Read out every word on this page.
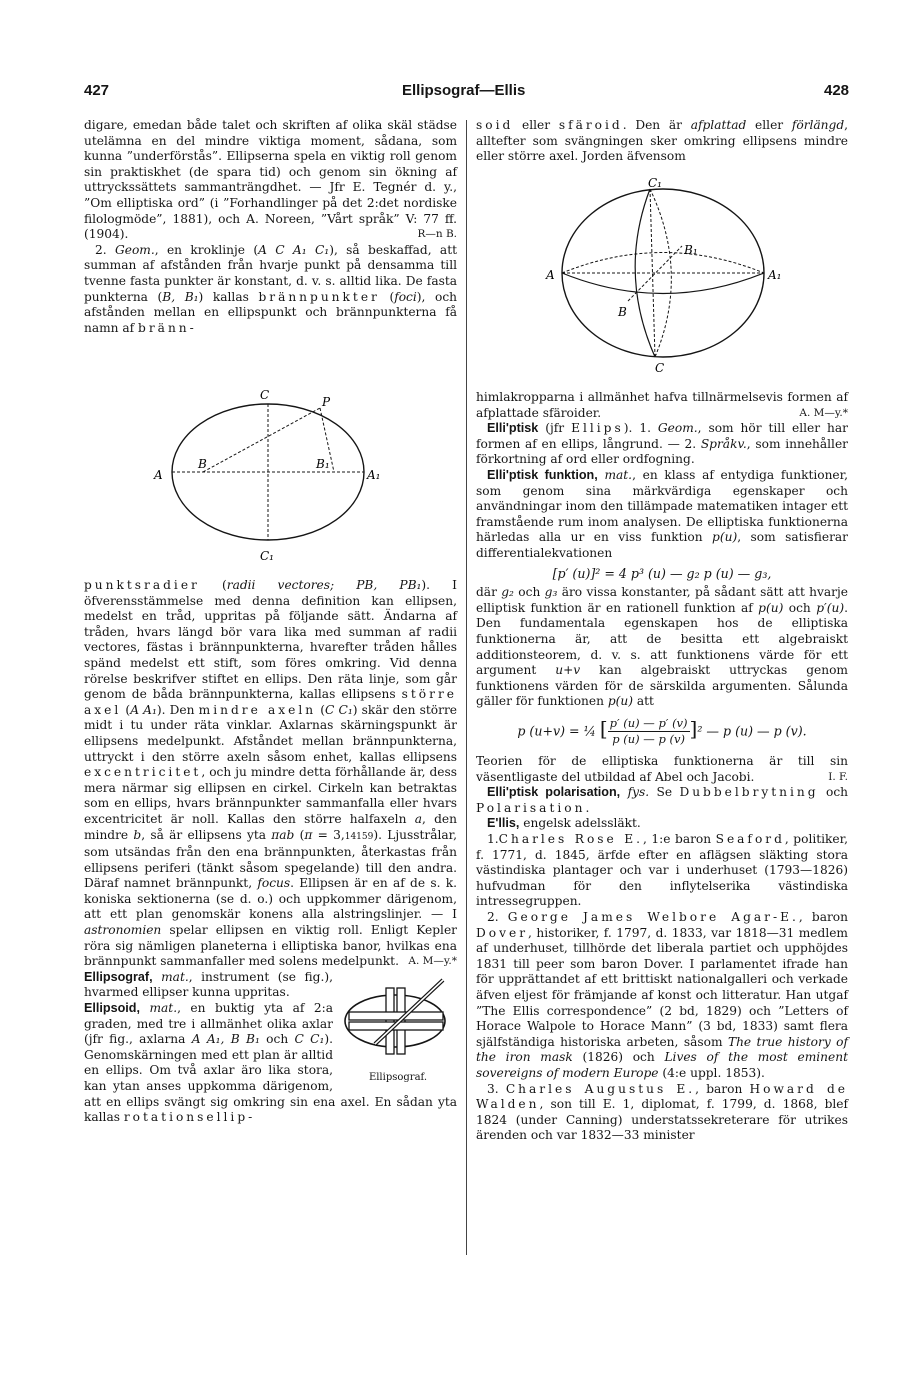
427	Ellipsograf—Ellis	428

digare, emedan både talet och skriften af olika skäl städse utelämna en del mindre viktiga moment, sådana, som kunna ”underförstås”. Ellipserna spela en viktig roll genom sin praktiskhet (de spara tid) och genom sin ökning af uttryckssättets sammanträngdhet. — Jfr E. Tegnér d. y., ”Om elliptiska ord” (i ”Forhandlinger på det 2:det nordiske filologmöde”, 1881), och A. Noreen, ”Vårt språk” V: 77 ff. (1904).	R—n B.

2. Geom., en kroklinje (A C A₁ C₁), så beskaffad, att summan af afstånden från hvarje punkt på densamma till tvenne fasta punkter är konstant, d. v. s. alltid lika. De fasta punkterna (B, B₁) kallas brännpunkter (foci), och afstånden mellan en ellipspunkt och brännpunkterna få namn af bränn-

C	P
A
B	B₁
A₁
C₁

punktsradier (radii vectores; PB, PB₁). I öfverensstämmelse med denna definition kan ellipsen, medelst en tråd, uppritas på följande sätt. Ändarna af tråden, hvars längd bör vara lika med summan af radii vectores, fästas i brännpunkterna, hvarefter tråden hålles spänd medelst ett stift, som föres omkring. Vid denna rörelse beskrifver stiftet en ellips. Den räta linje, som går genom de båda brännpunkterna, kallas ellipsens större axel (A A₁). Den mindre axeln (C C₁) skär den större midt i tu under räta vinklar. Axlarnas skärningspunkt är ellipsens medelpunkt. Afståndet mellan brännpunkterna, uttryckt i den större axeln såsom enhet, kallas ellipsens excentricitet, och ju mindre detta förhållande är, dess mera närmar sig ellipsen en cirkel. Cirkeln kan betraktas som en ellips, hvars brännpunkter sammanfalla eller hvars excentricitet är noll. Kallas den större halfaxeln a, den mindre b, så är ellipsens yta πab (π = 3,14159). Ljusstrålar, som utsändas från den ena brännpunkten, återkastas från ellipsens periferi (tänkt såsom spegelande) till den andra. Däraf namnet brännpunkt, focus. Ellipsen är en af de s. k. koniska sektionerna (se d. o.) och uppkommer därigenom, att ett plan genomskär konens alla alstringslinjer. — I astronomien spelar ellipsen en viktig roll. Enligt Kepler röra sig nämligen planeterna i elliptiska banor, hvilkas ena brännpunkt sammanfaller med solens medelpunkt. A. M—y.*

Ellipsograf.

Ellipsograf, mat., instrument (se fig.), hvarmed ellipser kunna uppritas.

Ellipsoid, mat., en buktig yta af 2:a graden, med tre i allmänhet olika axlar (jfr fig., axlarna A A₁, B B₁ och C C₁). Genomskärningen med ett plan är alltid en ellips. Om två axlar äro lika stora, kan ytan anses uppkomma därigenom, att en ellips svängt sig omkring sin ena axel. En sådan yta kallas rotationsellip-

soid eller sfäroid. Den är afplattad eller förlängd, alltefter som svängningen sker omkring ellipsens mindre eller större axel. Jorden äfvensom

C₁
B₁
A	A₁
B
C

himlakropparna i allmänhet hafva tillnärmelsevis formen af afplattade sfäroider.	A. M—y.*

Elli'ptisk (jfr Ellips). 1. Geom., som hör till eller har formen af en ellips, långrund. — 2. Språkv., som innehåller förkortning af ord eller ordfogning.

Elli'ptisk funktion, mat., en klass af entydiga funktioner, som genom sina märkvärdiga egenskaper och användningar inom den tillämpade matematiken intager ett framstående rum inom analysen. De elliptiska funktionerna härledas alla ur en viss funktion p(u), som satisfierar differentialekvationen

[p′ (u)]² = 4 p³ (u) — g₂ p (u) — g₃,

där g₂ och g₃ äro vissa konstanter, på sådant sätt att hvarje elliptisk funktion är en rationell funktion af p(u) och p′(u). Den fundamentala egenskapen hos de elliptiska funktionerna är, att de besitta ett algebraiskt additionsteorem, d. v. s. att funktionens värde för ett argument u+v kan algebraiskt uttryckas genom funktionens värden för de särskilda argumenten. Sålunda gäller för funktionen p(u) att

p (u+v) = ¼ [ $\frac{p' (u) — p' (v)}{p (u) — p (v)} ]^2$ — p (u) — p (v).

Teorien för de elliptiska funktionerna är till sin väsentligaste del utbildad af Abel och Jacobi.	I. F.

Elli'ptisk polarisation, fys. Se Dubbelbrytning och Polarisation.

E'llis, engelsk adelssläkt.

1.Charles Rose E., 1:e baron Seaford, politiker, f. 1771, d. 1845, ärfde efter en aflägsen släkting stora västindiska plantager och var i underhuset (1793—1826) hufvudman för den inflytelserika västindiska intressegruppen.

2. George James Welbore Agar-E., baron Dover, historiker, f. 1797, d. 1833, var 1818—31 medlem af underhuset, tillhörde det liberala partiet och upphöjdes 1831 till peer som baron Dover. I parlamentet ifrade han för upprättandet af ett brittiskt nationalgalleri och verkade äfven eljest för främjande af konst och litteratur. Han utgaf ”The Ellis correspondence” (2 bd, 1829) och ”Letters of Horace Walpole to Horace Mann” (3 bd, 1833) samt flera själfständiga historiska arbeten, såsom The true history of the iron mask (1826) och Lives of the most eminent sovereigns of modern Europe (4:e uppl. 1853).

3. Charles Augustus E., baron Howard de Walden, son till E. 1, diplomat, f. 1799, d. 1868, blef 1824 (under Canning) understatssekreterare för utrikes ärenden och var 1832—33 minister
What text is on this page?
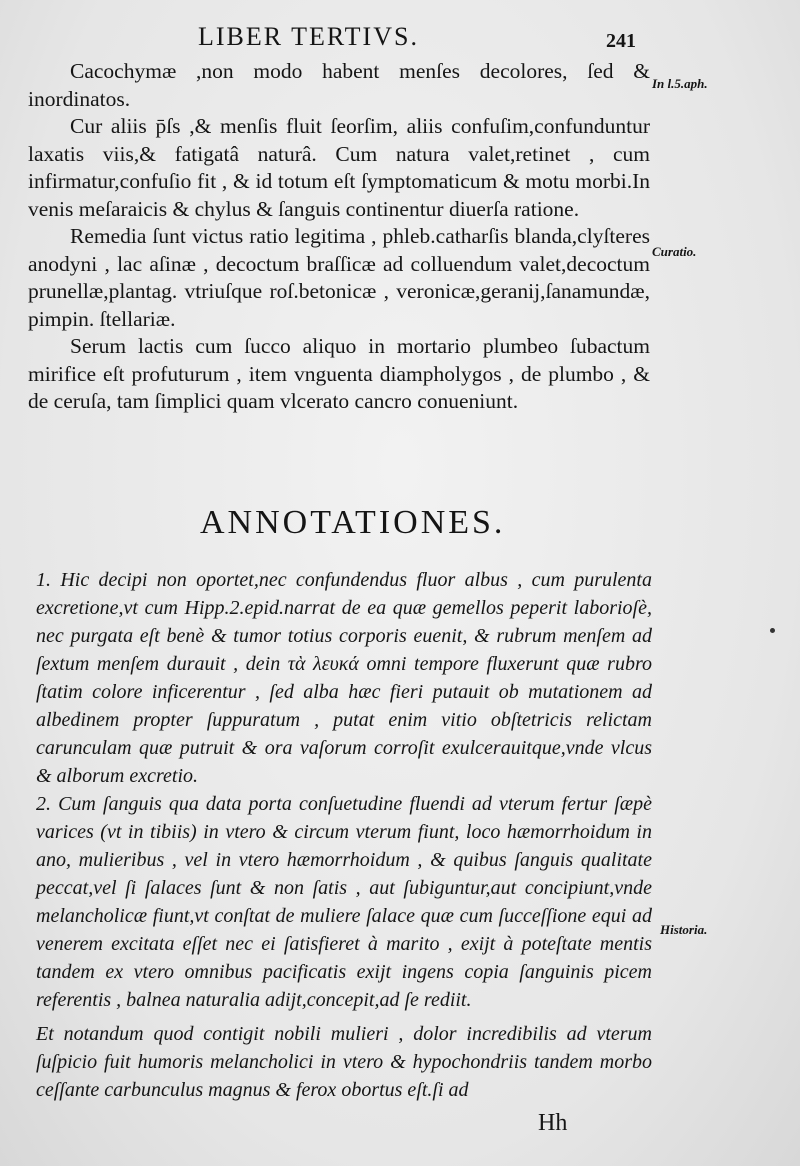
LIBER TERTIVS.	241
In l.5.aph.
Curatio.
Historia.

Cacochymæ ,non modo habent menſes decolores, ſed & inordinatos.

Cur aliis p̄ſs ,& menſis fluit ſeorſim, aliis confuſim,confunduntur laxatis viis,& fatigatâ naturâ. Cum natura valet,retinet , cum infirmatur,confuſio fit , & id totum eſt ſymptomaticum & motu morbi.In venis meſaraicis & chylus & ſanguis continentur diuerſa ratione.

Remedia ſunt victus ratio legitima , phleb.catharſis blanda,clyſteres anodyni , lac aſinæ , decoctum braſſicæ ad colluendum valet,decoctum prunellæ,plantag. vtriuſque roſ.betonicæ , veronicæ,geranij,ſanamundæ, pimpin. ſtellariæ.

Serum lactis cum ſucco aliquo in mortario plumbeo ſubactum mirifice eſt profuturum , item vnguenta diampholygos , de plumbo , & de ceruſa, tam ſimplici quam vlcerato cancro conueniunt.

ANNOTATIONES.

1. Hic decipi non oportet,nec confundendus fluor albus , cum purulenta excretione,vt cum Hipp.2.epid.narrat de ea quæ gemellos peperit laborioſè, nec purgata eſt benè & tumor totius corporis euenit, & rubrum menſem ad ſextum menſem durauit , dein τὰ λευκά omni tempore fluxerunt quæ rubro ſtatim colore inficerentur , ſed alba hæc fieri putauit ob mutationem ad albedinem propter ſuppuratum , putat enim vitio obſtetricis relictam carunculam quæ putruit & ora vaſorum corroſit exulcerauitque,vnde vlcus & alborum excretio.

2. Cum ſanguis qua data porta conſuetudine fluendi ad vterum fertur ſæpè varices (vt in tibiis) in vtero & circum vterum fiunt, loco hæmorrhoidum in ano, mulieribus , vel in vtero hæmorrhoidum , & quibus ſanguis qualitate peccat,vel ſi ſalaces ſunt & non ſatis , aut ſubiguntur,aut concipiunt,vnde melancholicæ fiunt,vt conſtat de muliere ſalace quæ cum ſucceſſione equi ad venerem excitata eſſet nec ei ſatisfieret à marito , exijt à poteſtate mentis tandem ex vtero omnibus pacificatis exijt ingens copia ſanguinis picem referentis , balnea naturalia adijt,concepit,ad ſe rediit.

Et notandum quod contigit nobili mulieri , dolor incredibilis ad vterum ſuſpicio fuit humoris melancholici in vtero & hypochondriis tandem morbo ceſſante carbunculus magnus & ferox obortus eſt.ſi ad

Hh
- - -
■ **TASK DIRECTIONS**: Print the records above verbatim, pictures excluded.

■ **RESULT BELOW**:
Read out every word on this page.
427	Ellipsograf—Ellis	428

digare, emedan både talet och skriften af olika skäl städse utelämna en del mindre viktiga moment, sådana, som kunna ”underförstås”. Ellipserna spela en viktig roll genom sin praktiskhet (de spara tid) och genom sin ökning af uttryckssättets sammanträngdhet. — Jfr E. Tegnér d. y., ”Om elliptiska ord” (i ”Forhandlinger på det 2:det nordiske filologmöde”, 1881), och A. Noreen, ”Vårt språk” V: 77 ff. (1904).	R—n B.

2. Geom., en kroklinje (A C A₁ C₁), så beskaffad, att summan af afstånden från hvarje punkt på densamma till tvenne fasta punkter är konstant, d. v. s. alltid lika. De fasta punkterna (B, B₁) kallas brännpunkter (foci), och afstånden mellan en ellipspunkt och brännpunkterna få namn af bränn-

C	P
A
B	B₁
A₁
C₁

punktsradier (radii vectores; PB, PB₁). I öfverensstämmelse med denna definition kan ellipsen, medelst en tråd, uppritas på följande sätt. Ändarna af tråden, hvars längd bör vara lika med summan af radii vectores, fästas i brännpunkterna, hvarefter tråden hålles spänd medelst ett stift, som föres omkring. Vid denna rörelse beskrifver stiftet en ellips. Den räta linje, som går genom de båda brännpunkterna, kallas ellipsens större axel (A A₁). Den mindre axeln (C C₁) skär den större midt i tu under räta vinklar. Axlarnas skärningspunkt är ellipsens medelpunkt. Afståndet mellan brännpunkterna, uttryckt i den större axeln såsom enhet, kallas ellipsens excentricitet, och ju mindre detta förhållande är, dess mera närmar sig ellipsen en cirkel. Cirkeln kan betraktas som en ellips, hvars brännpunkter sammanfalla eller hvars excentricitet är noll. Kallas den större halfaxeln a, den mindre b, så är ellipsens yta πab (π = 3,14159). Ljusstrålar, som utsändas från den ena brännpunkten, återkastas från ellipsens periferi (tänkt såsom spegelande) till den andra. Däraf namnet brännpunkt, focus. Ellipsen är en af de s. k. koniska sektionerna (se d. o.) och uppkommer därigenom, att ett plan genomskär konens alla alstringslinjer. — I astronomien spelar ellipsen en viktig roll. Enligt Kepler röra sig nämligen planeterna i elliptiska banor, hvilkas ena brännpunkt sammanfaller med solens medelpunkt. A. M—y.*

Ellipsograf.

Ellipsograf, mat., instrument (se fig.), hvarmed ellipser kunna uppritas.

Ellipsoid, mat., en buktig yta af 2:a graden, med tre i allmänhet olika axlar (jfr fig., axlarna A A₁, B B₁ och C C₁). Genomskärningen med ett plan är alltid en ellips. Om två axlar äro lika stora, kan ytan anses uppkomma därigenom, att en ellips svängt sig omkring sin ena axel. En sådan yta kallas rotationsellip-

soid eller sfäroid. Den är afplattad eller förlängd, alltefter som svängningen sker omkring ellipsens mindre eller större axel. Jorden äfvensom

C₁
B₁
A	A₁
B
C

himlakropparna i allmänhet hafva tillnärmelsevis formen af afplattade sfäroider.	A. M—y.*

Elli'ptisk (jfr Ellips). 1. Geom., som hör till eller har formen af en ellips, långrund. — 2. Språkv., som innehåller förkortning af ord eller ordfogning.

Elli'ptisk funktion, mat., en klass af entydiga funktioner, som genom sina märkvärdiga egenskaper och användningar inom den tillämpade matematiken intager ett framstående rum inom analysen. De elliptiska funktionerna härledas alla ur en viss funktion p(u), som satisfierar differentialekvationen

[p′ (u)]² = 4 p³ (u) — g₂ p (u) — g₃,

där g₂ och g₃ äro vissa konstanter, på sådant sätt att hvarje elliptisk funktion är en rationell funktion af p(u) och p′(u). Den fundamentala egenskapen hos de elliptiska funktionerna är, att de besitta ett algebraiskt additionsteorem, d. v. s. att funktionens värde för ett argument u+v kan algebraiskt uttryckas genom funktionens värden för de särskilda argumenten. Sålunda gäller för funktionen p(u) att

p (u+v) = ¼ [ $\frac{p' (u) — p' (v)}{p (u) — p (v)} ]^2$ — p (u) — p (v).

Teorien för de elliptiska funktionerna är till sin väsentligaste del utbildad af Abel och Jacobi.	I. F.

Elli'ptisk polarisation, fys. Se Dubbelbrytning och Polarisation.

E'llis, engelsk adelssläkt.

1.Charles Rose E., 1:e baron Seaford, politiker, f. 1771, d. 1845, ärfde efter en aflägsen släkting stora västindiska plantager och var i underhuset (1793—1826) hufvudman för den inflytelserika västindiska intressegruppen.

2. George James Welbore Agar-E., baron Dover, historiker, f. 1797, d. 1833, var 1818—31 medlem af underhuset, tillhörde det liberala partiet och upphöjdes 1831 till peer som baron Dover. I parlamentet ifrade han för upprättandet af ett brittiskt nationalgalleri och verkade äfven eljest för främjande af konst och litteratur. Han utgaf ”The Ellis correspondence” (2 bd, 1829) och ”Letters of Horace Walpole to Horace Mann” (3 bd, 1833) samt flera själfständiga historiska arbeten, såsom The true history of the iron mask (1826) och Lives of the most eminent sovereigns of modern Europe (4:e uppl. 1853).

3. Charles Augustus E., baron Howard de Walden, son till E. 1, diplomat, f. 1799, d. 1868, blef 1824 (under Canning) understatssekreterare för utrikes ärenden och var 1832—33 minister
What text is on this page?
LIBER TERTIVS.	241
In l.5.aph.
Curatio.
Historia.

Cacochymæ ,non modo habent menſes decolores, ſed & inordinatos.

Cur aliis p̄ſs ,& menſis fluit ſeorſim, aliis confuſim,confunduntur laxatis viis,& fatigatâ naturâ. Cum natura valet,retinet , cum infirmatur,confuſio fit , & id totum eſt ſymptomaticum & motu morbi.In venis meſaraicis & chylus & ſanguis continentur diuerſa ratione.

Remedia ſunt victus ratio legitima , phleb.catharſis blanda,clyſteres anodyni , lac aſinæ , decoctum braſſicæ ad colluendum valet,decoctum prunellæ,plantag. vtriuſque roſ.betonicæ , veronicæ,geranij,ſanamundæ, pimpin. ſtellariæ.

Serum lactis cum ſucco aliquo in mortario plumbeo ſubactum mirifice eſt profuturum , item vnguenta diampholygos , de plumbo , & de ceruſa, tam ſimplici quam vlcerato cancro conueniunt.

ANNOTATIONES.

1. Hic decipi non oportet,nec confundendus fluor albus , cum purulenta excretione,vt cum Hipp.2.epid.narrat de ea quæ gemellos peperit laborioſè, nec purgata eſt benè & tumor totius corporis euenit, & rubrum menſem ad ſextum menſem durauit , dein τὰ λευκά omni tempore fluxerunt quæ rubro ſtatim colore inficerentur , ſed alba hæc fieri putauit ob mutationem ad albedinem propter ſuppuratum , putat enim vitio obſtetricis relictam carunculam quæ putruit & ora vaſorum corroſit exulcerauitque,vnde vlcus & alborum excretio.

2. Cum ſanguis qua data porta conſuetudine fluendi ad vterum fertur ſæpè varices (vt in tibiis) in vtero & circum vterum fiunt, loco hæmorrhoidum in ano, mulieribus , vel in vtero hæmorrhoidum , & quibus ſanguis qualitate peccat,vel ſi ſalaces ſunt & non ſatis , aut ſubiguntur,aut concipiunt,vnde melancholicæ fiunt,vt conſtat de muliere ſalace quæ cum ſucceſſione equi ad venerem excitata eſſet nec ei ſatisfieret à marito , exijt à poteſtate mentis tandem ex vtero omnibus pacificatis exijt ingens copia ſanguinis picem referentis , balnea naturalia adijt,concepit,ad ſe rediit.

Et notandum quod contigit nobili mulieri , dolor incredibilis ad vterum ſuſpicio fuit humoris melancholici in vtero & hypochondriis tandem morbo ceſſante carbunculus magnus & ferox obortus eſt.ſi ad

Hh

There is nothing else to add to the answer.